- **WHAT TO WORK ON**
Write each record again exactly as it stands.

Figure data in JSON

* * * * * * *

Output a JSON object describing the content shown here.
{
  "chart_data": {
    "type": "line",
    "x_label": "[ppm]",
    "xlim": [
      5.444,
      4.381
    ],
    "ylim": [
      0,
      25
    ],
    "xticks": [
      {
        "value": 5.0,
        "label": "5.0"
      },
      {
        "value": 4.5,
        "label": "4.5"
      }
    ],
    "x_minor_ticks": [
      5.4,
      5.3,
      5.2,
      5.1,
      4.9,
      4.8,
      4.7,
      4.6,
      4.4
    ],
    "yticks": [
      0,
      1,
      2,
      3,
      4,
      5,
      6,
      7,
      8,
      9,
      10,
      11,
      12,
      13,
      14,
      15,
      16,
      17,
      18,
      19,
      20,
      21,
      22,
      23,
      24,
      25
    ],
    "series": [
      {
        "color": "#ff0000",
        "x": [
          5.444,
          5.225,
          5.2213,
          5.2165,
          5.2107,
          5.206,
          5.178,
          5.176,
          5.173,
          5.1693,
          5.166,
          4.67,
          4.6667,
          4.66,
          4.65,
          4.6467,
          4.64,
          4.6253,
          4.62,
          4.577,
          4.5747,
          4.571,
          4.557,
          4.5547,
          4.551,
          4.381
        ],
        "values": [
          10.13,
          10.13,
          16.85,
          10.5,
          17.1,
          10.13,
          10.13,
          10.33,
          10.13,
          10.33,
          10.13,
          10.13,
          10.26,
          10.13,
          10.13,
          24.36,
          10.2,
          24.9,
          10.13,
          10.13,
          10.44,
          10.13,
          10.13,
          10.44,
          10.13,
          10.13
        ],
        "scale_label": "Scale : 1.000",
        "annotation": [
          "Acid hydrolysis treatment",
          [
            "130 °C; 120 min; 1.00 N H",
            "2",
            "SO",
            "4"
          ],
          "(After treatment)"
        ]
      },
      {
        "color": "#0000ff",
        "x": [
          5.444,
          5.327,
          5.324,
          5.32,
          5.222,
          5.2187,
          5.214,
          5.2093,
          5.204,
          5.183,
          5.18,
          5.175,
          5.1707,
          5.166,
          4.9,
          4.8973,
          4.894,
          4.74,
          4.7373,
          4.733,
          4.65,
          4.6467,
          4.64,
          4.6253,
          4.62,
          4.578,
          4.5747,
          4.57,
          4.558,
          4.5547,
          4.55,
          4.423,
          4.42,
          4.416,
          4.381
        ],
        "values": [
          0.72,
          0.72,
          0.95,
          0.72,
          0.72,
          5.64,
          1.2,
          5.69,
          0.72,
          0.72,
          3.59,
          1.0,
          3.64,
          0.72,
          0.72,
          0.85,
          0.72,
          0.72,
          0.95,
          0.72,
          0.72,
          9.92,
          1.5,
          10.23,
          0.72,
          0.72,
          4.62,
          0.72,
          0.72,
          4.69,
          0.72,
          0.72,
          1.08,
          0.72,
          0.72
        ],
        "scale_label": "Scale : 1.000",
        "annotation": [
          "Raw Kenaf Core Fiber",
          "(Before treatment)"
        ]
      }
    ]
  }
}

* * * * * * *

- **ANSWER FOR THE TASK**
Output a JSON object describing the content shown here.
{
  "chart_data": {
    "type": "line",
    "x_label": "[ppm]",
    "xlim": [
      5.444,
      4.381
    ],
    "ylim": [
      0,
      25
    ],
    "xticks": [
      {
        "value": 5.0,
        "label": "5.0"
      },
      {
        "value": 4.5,
        "label": "4.5"
      }
    ],
    "x_minor_ticks": [
      5.4,
      5.3,
      5.2,
      5.1,
      4.9,
      4.8,
      4.7,
      4.6,
      4.4
    ],
    "yticks": [
      0,
      1,
      2,
      3,
      4,
      5,
      6,
      7,
      8,
      9,
      10,
      11,
      12,
      13,
      14,
      15,
      16,
      17,
      18,
      19,
      20,
      21,
      22,
      23,
      24,
      25
    ],
    "series": [
      {
        "color": "#ff0000",
        "x": [
          5.444,
          5.225,
          5.2213,
          5.2165,
          5.2107,
          5.206,
          5.178,
          5.176,
          5.173,
          5.1693,
          5.166,
          4.67,
          4.6667,
          4.66,
          4.65,
          4.6467,
          4.64,
          4.6253,
          4.62,
          4.577,
          4.5747,
          4.571,
          4.557,
          4.5547,
          4.551,
          4.381
        ],
        "values": [
          10.13,
          10.13,
          16.85,
          10.5,
          17.1,
          10.13,
          10.13,
          10.33,
          10.13,
          10.33,
          10.13,
          10.13,
          10.26,
          10.13,
          10.13,
          24.36,
          10.2,
          24.9,
          10.13,
          10.13,
          10.44,
          10.13,
          10.13,
          10.44,
          10.13,
          10.13
        ],
        "scale_label": "Scale : 1.000",
        "annotation": [
          "Acid hydrolysis treatment",
          [
            "130 °C; 120 min; 1.00 N H",
            "2",
            "SO",
            "4"
          ],
          "(After treatment)"
        ]
      },
      {
        "color": "#0000ff",
        "x": [
          5.444,
          5.327,
          5.324,
          5.32,
          5.222,
          5.2187,
          5.214,
          5.2093,
          5.204,
          5.183,
          5.18,
          5.175,
          5.1707,
          5.166,
          4.9,
          4.8973,
          4.894,
          4.74,
          4.7373,
          4.733,
          4.65,
          4.6467,
          4.64,
          4.6253,
          4.62,
          4.578,
          4.5747,
          4.57,
          4.558,
          4.5547,
          4.55,
          4.423,
          4.42,
          4.416,
          4.381
        ],
        "values": [
          0.72,
          0.72,
          0.95,
          0.72,
          0.72,
          5.64,
          1.2,
          5.69,
          0.72,
          0.72,
          3.59,
          1.0,
          3.64,
          0.72,
          0.72,
          0.85,
          0.72,
          0.72,
          0.95,
          0.72,
          0.72,
          9.92,
          1.5,
          10.23,
          0.72,
          0.72,
          4.62,
          0.72,
          0.72,
          4.69,
          0.72,
          0.72,
          1.08,
          0.72,
          0.72
        ],
        "scale_label": "Scale : 1.000",
        "annotation": [
          "Raw Kenaf Core Fiber",
          "(Before treatment)"
        ]
      }
    ]
  }
}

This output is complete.